Hay, sin embargo, muchas formas de recomendar un libro, y no en todas se hace necesario apelar al hechizo de las palabras mágicas. A un lector letraherido le diría, por ejemplo, que se fijara en una no del todo "deliciosa" incógnita literaria que planea sobre la novela. El editor que recibe el manuscrito de la señorita Buncle se pregunta desde el primer momento, en vista de su insólita y casi desproporcionada candidez, si quien lo ha escrito es "un genio o un imbécil" y si la novela es "una sátira exquisita" o solo el producto de "la mirada inocente de un simple". La señorita Buncle, enfrentada a este dilema, apenas puede alegar que ella es una persona sin "pizca de imaginación" y que, por tanto, solo puede escribir sobre las personas y las cosas que conoce. Esta dicotomía entre propósito y efecto, entre objetividad y comicidad, se traslada naturalmente a la propia novela de D. E. Stevenson, que parece tratar, a la larga, de lo que ocurre cuando la simpleza pasa por ironía, y adelantar la idea harto moderna de que la mejor parodia de un texto es el texto mismo.

→ Contenido del conjunto

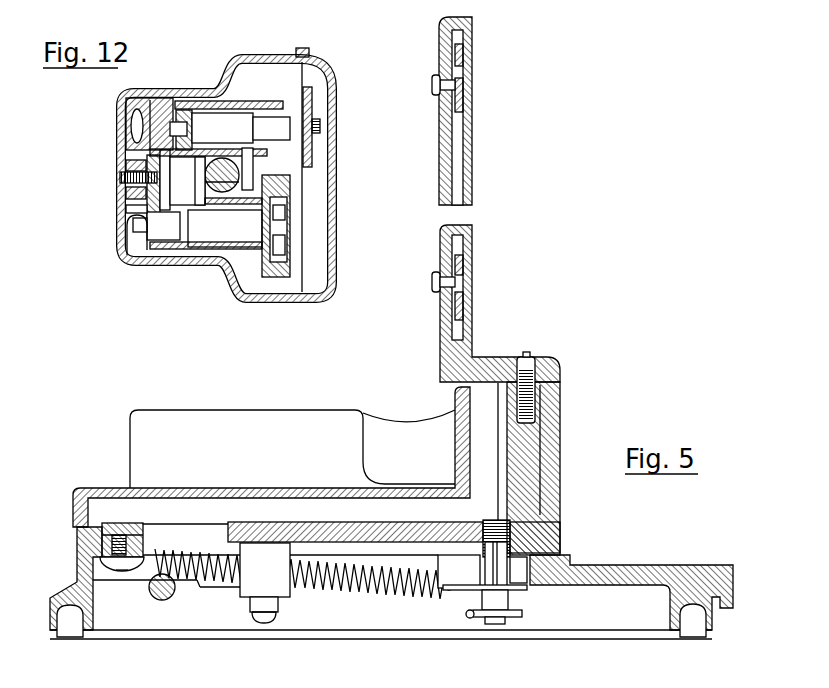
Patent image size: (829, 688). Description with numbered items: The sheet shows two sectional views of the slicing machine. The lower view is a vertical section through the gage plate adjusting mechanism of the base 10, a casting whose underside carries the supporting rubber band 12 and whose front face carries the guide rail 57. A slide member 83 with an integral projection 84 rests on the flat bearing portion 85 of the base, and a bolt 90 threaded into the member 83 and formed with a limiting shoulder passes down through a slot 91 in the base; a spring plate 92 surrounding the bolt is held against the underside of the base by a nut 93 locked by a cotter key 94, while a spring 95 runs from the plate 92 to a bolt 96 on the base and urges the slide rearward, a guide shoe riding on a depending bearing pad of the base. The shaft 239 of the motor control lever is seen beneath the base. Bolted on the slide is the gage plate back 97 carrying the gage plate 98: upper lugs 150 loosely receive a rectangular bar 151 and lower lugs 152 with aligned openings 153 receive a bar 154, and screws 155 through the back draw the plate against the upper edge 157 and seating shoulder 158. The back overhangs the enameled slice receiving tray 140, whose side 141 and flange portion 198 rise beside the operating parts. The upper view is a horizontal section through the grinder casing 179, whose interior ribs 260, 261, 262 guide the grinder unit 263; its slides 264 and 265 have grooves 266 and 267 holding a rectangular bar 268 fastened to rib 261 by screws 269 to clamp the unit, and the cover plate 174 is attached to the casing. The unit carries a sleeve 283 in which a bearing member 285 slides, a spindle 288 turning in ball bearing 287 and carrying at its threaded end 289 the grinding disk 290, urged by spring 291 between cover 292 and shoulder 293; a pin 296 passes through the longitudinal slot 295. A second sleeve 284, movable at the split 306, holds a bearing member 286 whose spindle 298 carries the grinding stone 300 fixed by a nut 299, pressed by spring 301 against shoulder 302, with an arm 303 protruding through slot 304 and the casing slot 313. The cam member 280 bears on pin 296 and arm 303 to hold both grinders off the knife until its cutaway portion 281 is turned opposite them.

In FIG. 12, the cover plate 174 is at (337, 241).
In FIG. 12, the interior rib 260 is at (126, 116).
In FIG. 12, the slide 264 is at (121, 103).
In FIG. 12, the groove 266 is at (134, 93).
In FIG. 12, the cylindrical sleeve 283 is at (260, 101).
In FIG. 12, the ball bearing 287 is at (187, 104).
In FIG. 12, the grinder casing 179 is at (204, 92).
In FIG. 12, the bearing member 285 is at (231, 66).
In FIG. 12, the shoulder 293 is at (300, 55).
In FIG. 12, the spindle 288 is at (185, 128).
In FIG. 12, the grinder unit 263 is at (152, 178).
In FIG. 12, the pin 296 is at (262, 178).
In FIG. 12, the shoulder 302 is at (213, 190).
In FIG. 12, the arm 303 is at (192, 175).
In FIG. 12, the longitudinal slot 313 is at (190, 200).
In FIG. 12, the cam member 280 is at (302, 186).
In FIG. 12, the cutaway portion 281 is at (220, 210).
In FIG. 12, the split 306 is at (204, 228).
In FIG. 12, the spring 301 is at (178, 250).
In FIG. 12, the slot 304 is at (162, 249).
In FIG. 12, the groove 267 is at (145, 250).
In FIG. 12, the cylindrical sleeve 284 is at (240, 250).
In FIG. 12, the grinding stone 300 is at (290, 186).
In FIG. 12, the nut 299 is at (285, 211).
In FIG. 12, the bearing member 286 is at (231, 262).
In FIG. 12, the grinding disk 290 is at (312, 106).
In FIG. 12, the threaded end 289 is at (321, 126).
In FIG. 12, the spring 291 is at (305, 64).
In FIG. 12, the cover 292 is at (310, 84).
In FIG. 12, the longitudinal slot 295 is at (318, 157).
In FIG. 12, the rectangular bar 268 is at (126, 168).
In FIG. 12, the screw 269 is at (120, 178).
In FIG. 12, the interior rib 261 is at (126, 192).
In FIG. 12, the slide 265 is at (147, 210).
In FIG. 12, the interior rib 262 is at (133, 228).
In FIG. 12, the spindle 298 is at (127, 238).
In FIG. 5, the upper edge 157 is at (452, 22).
In FIG. 5, the lug 150 is at (465, 58).
In FIG. 5, the rectangular bar 151 is at (468, 97).
In FIG. 5, the gage plate back 97 is at (442, 307).
In FIG. 5, the gage plate 98 is at (472, 241).
In FIG. 5, the rectangular bar 154 is at (453, 272).
In FIG. 5, the aligned openings 153 is at (462, 273).
In FIG. 5, the screw 155 is at (442, 283).
In FIG. 5, the lug 152 is at (465, 313).
In FIG. 5, the seating shoulder 158 is at (467, 342).
In FIG. 5, the slide member 83 is at (551, 457).
In FIG. 5, the slice receiving tray 140 is at (181, 488).
In FIG. 5, the upwardly extending side 141 is at (447, 405).
In FIG. 5, the flange portion 198 is at (226, 402).
In FIG. 5, the projection 84 is at (351, 529).
In FIG. 5, the base 10 is at (77, 557).
In FIG. 5, the supporting rubber band 12 is at (690, 628).
In FIG. 5, the guide rail 57 is at (735, 600).
In FIG. 5, the bearing portion 85 is at (557, 557).
In FIG. 5, the bolt 96 is at (113, 570).
In FIG. 5, the shaft 239 is at (156, 600).
In FIG. 5, the spring 95 is at (380, 589).
In FIG. 5, the bolt 90 is at (506, 566).
In FIG. 5, the spring plate 92 is at (467, 590).
In FIG. 5, the slot 91 is at (524, 590).
In FIG. 5, the nut 93 is at (513, 610).
In FIG. 5, the cotter key 94 is at (471, 618).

→ Por hacer
1. Responde a estas preguntas sobre el fragmento acerca de la novela de la señorita Buncle:
(a) ¿Qué se pregunta el editor sobre la persona que escribió el manuscrito?
(b) ¿Qué alega la señorita Buncle sobre sí misma?
(c) ¿Qué idea harto moderna parece adelantar la novela de D. E. Stevenson?
2. Completa el fragmento sobre la novela de la señorita Buncle con un párrafo que siga a su última oración.

→ Resultados del ejercicio
1.
(a) Se pregunta si quien lo ha escrito es "un genio o un imbécil".
(b) Alega que es una persona sin "pizca de imaginación" y que, por tanto, solo puede escribir sobre las personas y las cosas que conoce.
(c) Parece adelantar la idea de que la mejor parodia de un texto es el texto mismo.

2.
Cuando el editor recibe el segundo manuscrito de la señorita Buncle, se sorprende nuevamente, esta vez porque "nunca había leído una novela sobre una mujer que escribe una novela sobre una mujer que escribe una novela". Tal vez este editor inglés de 1934 no se habría extrañado tanto si nueve años antes hubiera leído Los falsificadores de moneda de André Gide (la novela de un novelista que está escribiendo una novela que es la propia novela que está leyendo el lector), e incluso, ya en 1895, su precoz tentativa Paludes. Algunos años más tarde, Borges habría podido recordarle que, cuando los personajes de Hamlet asisten dentro de la propia obra a una representación de la historia de Hamlet, o cuando los personajes de la segunda parte del Quijote dicen haber leído la primera parte, se produce un inquietante trasvase que sugiere que "si los caracteres de una ficción pueden ser lectores o espectadores, nosotros, sus lectores o espectadores, podemos ser ficticios". La historia de la literatura podría proporcionar ejemplos anteriores (recuerdo que el protagonista de Blanquerna de Ramon Llull, del siglo XIII, lee, hacia el final del libro, el propio libro del que es protagonista) y por supuesto posteriores que inciden filosóficamente en la materialidad del texto o bien, al contrario, en su tenebrismo platónico. Todos estos dilemas, sin embargo, no le parecen al editor de la señorita Buncle sino "un juego de espejos como los de los sastres", lo que no es, ciertamente, una imagen muy elevada. Pero, teniendo en cuenta cómo ha ido evolucionando la metaliteratura en nuestros días hasta convertirse en un género y de ahí en bullicioso pero pueril academicismo, uno se pregunta perversamente si su lugar no estará precisamente en la comedy of manners, y si nunca debería haber salido de ahí.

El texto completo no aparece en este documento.